◆ Exercise goal: Note how many lines hold the string "nuestro" and give that number without any other words.

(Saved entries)
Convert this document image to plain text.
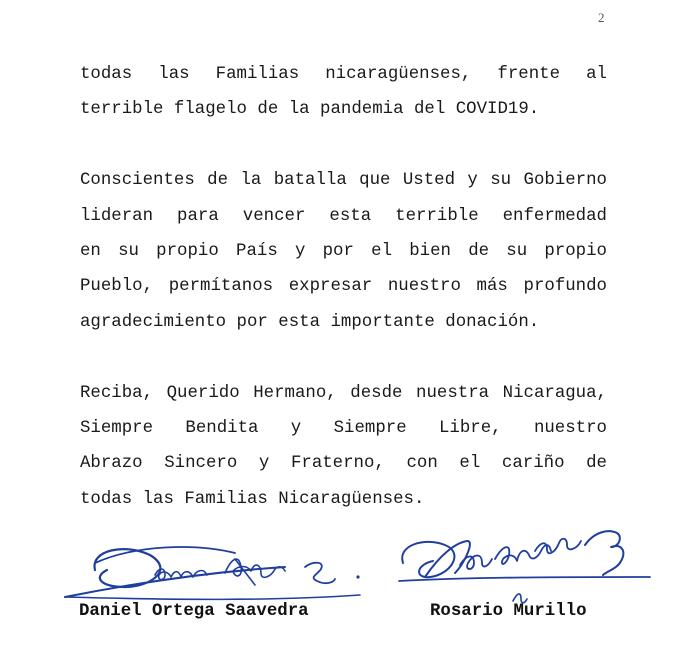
2
todas las Familias nicaragüenses, frente al
terrible flagelo de la pandemia del COVID19.
Conscientes de la batalla que Usted y su Gobierno
lideran para vencer esta terrible enfermedad
en su propio País y por el bien de su propio
Pueblo, permítanos expresar nuestro más profundo
agradecimiento por esta importante donación.
Reciba, Querido Hermano, desde nuestra Nicaragua,
Siempre Bendita y Siempre Libre, nuestro
Abrazo Sincero y Fraterno, con el cariño de
todas las Familias Nicaragüenses.
Daniel Ortega Saavedra	Rosario Murillo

◆ Answer to the task: 2